— start Raw records —

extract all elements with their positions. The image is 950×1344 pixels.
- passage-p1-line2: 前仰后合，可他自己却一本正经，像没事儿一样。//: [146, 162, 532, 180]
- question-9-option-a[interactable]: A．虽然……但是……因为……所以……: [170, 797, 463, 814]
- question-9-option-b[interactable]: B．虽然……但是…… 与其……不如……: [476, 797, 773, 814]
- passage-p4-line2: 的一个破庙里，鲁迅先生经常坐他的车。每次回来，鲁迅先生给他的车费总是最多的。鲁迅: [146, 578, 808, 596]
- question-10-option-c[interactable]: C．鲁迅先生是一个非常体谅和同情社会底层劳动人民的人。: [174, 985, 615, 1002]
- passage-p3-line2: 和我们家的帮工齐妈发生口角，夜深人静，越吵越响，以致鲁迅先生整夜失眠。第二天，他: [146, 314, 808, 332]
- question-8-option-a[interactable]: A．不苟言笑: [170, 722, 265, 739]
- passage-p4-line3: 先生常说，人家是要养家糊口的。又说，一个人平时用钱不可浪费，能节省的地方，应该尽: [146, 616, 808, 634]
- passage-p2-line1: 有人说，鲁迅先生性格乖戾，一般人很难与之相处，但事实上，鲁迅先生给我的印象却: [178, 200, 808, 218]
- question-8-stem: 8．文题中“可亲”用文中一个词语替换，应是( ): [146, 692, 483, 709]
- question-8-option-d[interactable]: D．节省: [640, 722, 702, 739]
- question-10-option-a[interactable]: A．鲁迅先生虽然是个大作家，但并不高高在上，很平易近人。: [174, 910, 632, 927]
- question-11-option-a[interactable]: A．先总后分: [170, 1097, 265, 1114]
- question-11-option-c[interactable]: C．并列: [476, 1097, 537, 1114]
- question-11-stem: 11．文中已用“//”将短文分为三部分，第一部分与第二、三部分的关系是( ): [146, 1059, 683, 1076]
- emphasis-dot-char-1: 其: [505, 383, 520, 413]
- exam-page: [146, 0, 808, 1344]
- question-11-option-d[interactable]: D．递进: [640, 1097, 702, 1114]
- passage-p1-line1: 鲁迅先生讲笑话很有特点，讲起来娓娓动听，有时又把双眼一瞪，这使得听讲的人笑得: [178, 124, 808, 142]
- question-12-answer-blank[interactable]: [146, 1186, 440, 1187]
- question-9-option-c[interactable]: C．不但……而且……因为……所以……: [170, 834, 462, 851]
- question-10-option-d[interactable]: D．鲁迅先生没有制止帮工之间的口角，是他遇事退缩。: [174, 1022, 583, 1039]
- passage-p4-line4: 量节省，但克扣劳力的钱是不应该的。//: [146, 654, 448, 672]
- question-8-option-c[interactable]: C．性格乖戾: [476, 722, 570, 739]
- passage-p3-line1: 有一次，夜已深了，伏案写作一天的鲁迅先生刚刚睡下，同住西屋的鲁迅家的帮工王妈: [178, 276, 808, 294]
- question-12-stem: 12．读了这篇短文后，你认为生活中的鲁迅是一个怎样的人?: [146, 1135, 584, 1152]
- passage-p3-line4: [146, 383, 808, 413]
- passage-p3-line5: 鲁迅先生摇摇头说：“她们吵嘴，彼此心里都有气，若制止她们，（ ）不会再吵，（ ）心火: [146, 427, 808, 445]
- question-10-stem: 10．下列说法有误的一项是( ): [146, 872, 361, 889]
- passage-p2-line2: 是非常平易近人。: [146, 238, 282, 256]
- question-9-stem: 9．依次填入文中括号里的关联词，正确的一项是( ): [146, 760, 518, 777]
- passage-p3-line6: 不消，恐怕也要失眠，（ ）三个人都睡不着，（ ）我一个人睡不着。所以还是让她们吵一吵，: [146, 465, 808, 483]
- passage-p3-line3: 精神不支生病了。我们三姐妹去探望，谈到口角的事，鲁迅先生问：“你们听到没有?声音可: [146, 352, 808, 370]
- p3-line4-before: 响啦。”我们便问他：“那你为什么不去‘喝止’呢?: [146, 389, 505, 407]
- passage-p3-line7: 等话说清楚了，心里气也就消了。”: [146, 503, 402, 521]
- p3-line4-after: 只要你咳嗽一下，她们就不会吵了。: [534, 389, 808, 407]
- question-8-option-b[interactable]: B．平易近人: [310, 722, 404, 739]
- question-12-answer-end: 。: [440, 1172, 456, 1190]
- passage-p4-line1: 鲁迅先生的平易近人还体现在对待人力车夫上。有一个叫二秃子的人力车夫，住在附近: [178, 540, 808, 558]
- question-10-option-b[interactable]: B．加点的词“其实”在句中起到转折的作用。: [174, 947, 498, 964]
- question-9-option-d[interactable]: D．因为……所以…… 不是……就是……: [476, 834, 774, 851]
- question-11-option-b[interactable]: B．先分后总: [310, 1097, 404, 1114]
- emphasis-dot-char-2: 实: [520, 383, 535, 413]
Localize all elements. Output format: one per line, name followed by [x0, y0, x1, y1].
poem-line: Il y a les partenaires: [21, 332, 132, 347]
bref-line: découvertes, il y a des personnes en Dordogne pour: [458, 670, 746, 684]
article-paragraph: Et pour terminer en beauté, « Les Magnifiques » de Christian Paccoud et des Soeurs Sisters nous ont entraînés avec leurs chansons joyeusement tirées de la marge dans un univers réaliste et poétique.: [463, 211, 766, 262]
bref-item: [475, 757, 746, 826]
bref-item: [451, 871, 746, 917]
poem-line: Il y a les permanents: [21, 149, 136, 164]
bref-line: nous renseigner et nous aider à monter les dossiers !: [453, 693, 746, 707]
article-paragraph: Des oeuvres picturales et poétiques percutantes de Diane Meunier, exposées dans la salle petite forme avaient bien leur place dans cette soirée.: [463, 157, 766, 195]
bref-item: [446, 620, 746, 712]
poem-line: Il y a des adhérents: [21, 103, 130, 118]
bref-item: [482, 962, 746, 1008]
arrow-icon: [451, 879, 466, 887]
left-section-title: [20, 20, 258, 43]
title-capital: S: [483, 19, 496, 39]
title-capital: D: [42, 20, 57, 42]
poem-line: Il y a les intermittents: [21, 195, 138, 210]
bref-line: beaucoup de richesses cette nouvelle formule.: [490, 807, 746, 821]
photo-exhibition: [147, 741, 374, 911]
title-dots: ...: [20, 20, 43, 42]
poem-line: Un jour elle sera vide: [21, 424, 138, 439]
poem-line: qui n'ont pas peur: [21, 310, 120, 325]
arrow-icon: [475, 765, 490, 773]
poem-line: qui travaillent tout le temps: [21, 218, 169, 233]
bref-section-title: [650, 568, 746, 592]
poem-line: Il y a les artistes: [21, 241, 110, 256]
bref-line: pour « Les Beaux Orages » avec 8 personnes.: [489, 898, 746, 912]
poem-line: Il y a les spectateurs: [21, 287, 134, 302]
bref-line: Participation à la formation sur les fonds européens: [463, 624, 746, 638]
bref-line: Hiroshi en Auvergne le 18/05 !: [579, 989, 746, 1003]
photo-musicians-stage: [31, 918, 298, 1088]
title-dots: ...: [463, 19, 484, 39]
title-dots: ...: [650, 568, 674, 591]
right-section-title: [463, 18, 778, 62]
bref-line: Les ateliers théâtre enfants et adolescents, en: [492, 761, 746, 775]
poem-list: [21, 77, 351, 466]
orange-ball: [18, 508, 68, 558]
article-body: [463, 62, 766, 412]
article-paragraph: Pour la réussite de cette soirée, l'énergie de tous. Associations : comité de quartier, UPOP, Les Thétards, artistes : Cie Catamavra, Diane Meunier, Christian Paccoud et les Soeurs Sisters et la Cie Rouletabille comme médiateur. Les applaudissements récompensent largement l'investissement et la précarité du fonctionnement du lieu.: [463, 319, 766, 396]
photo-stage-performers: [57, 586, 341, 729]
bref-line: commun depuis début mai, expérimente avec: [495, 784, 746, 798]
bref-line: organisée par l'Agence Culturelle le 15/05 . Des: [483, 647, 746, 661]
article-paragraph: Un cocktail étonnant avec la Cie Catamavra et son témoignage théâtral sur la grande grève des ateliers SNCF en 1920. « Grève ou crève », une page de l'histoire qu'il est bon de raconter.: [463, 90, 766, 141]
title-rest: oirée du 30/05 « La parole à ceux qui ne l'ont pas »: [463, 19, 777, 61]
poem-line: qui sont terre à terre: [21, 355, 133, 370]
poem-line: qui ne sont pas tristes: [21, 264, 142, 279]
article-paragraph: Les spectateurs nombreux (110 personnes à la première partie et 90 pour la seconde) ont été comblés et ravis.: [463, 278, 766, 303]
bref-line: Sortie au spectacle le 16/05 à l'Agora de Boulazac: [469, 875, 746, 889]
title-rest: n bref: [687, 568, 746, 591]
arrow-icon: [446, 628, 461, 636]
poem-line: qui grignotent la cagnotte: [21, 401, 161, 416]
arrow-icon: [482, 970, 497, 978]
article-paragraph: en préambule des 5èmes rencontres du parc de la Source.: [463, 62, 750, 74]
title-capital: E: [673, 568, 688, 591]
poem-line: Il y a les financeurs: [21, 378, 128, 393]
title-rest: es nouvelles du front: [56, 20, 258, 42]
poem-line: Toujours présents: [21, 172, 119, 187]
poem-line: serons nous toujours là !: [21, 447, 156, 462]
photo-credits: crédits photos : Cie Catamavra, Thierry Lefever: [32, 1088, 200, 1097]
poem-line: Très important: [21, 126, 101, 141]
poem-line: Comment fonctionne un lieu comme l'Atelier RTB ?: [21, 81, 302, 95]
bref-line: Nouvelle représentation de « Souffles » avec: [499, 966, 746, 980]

— end Raw records —

Please copy the listing word for word, from its first line through the line that contains "910, 632, 927]", both ends included.

extract all elements with their positions. The image is 950×1344 pixels.
- passage-p1-line2: 前仰后合，可他自己却一本正经，像没事儿一样。//: [146, 162, 532, 180]
- question-9-option-a[interactable]: A．虽然……但是……因为……所以……: [170, 797, 463, 814]
- question-9-option-b[interactable]: B．虽然……但是…… 与其……不如……: [476, 797, 773, 814]
- passage-p4-line2: 的一个破庙里，鲁迅先生经常坐他的车。每次回来，鲁迅先生给他的车费总是最多的。鲁迅: [146, 578, 808, 596]
- question-10-option-c[interactable]: C．鲁迅先生是一个非常体谅和同情社会底层劳动人民的人。: [174, 985, 615, 1002]
- passage-p3-line2: 和我们家的帮工齐妈发生口角，夜深人静，越吵越响，以致鲁迅先生整夜失眠。第二天，他: [146, 314, 808, 332]
- question-8-option-a[interactable]: A．不苟言笑: [170, 722, 265, 739]
- passage-p4-line3: 先生常说，人家是要养家糊口的。又说，一个人平时用钱不可浪费，能节省的地方，应该尽: [146, 616, 808, 634]
- passage-p2-line1: 有人说，鲁迅先生性格乖戾，一般人很难与之相处，但事实上，鲁迅先生给我的印象却: [178, 200, 808, 218]
- question-8-stem: 8．文题中“可亲”用文中一个词语替换，应是( ): [146, 692, 483, 709]
- question-8-option-d[interactable]: D．节省: [640, 722, 702, 739]
- question-10-option-a[interactable]: A．鲁迅先生虽然是个大作家，但并不高高在上，很平易近人。: [174, 910, 632, 927]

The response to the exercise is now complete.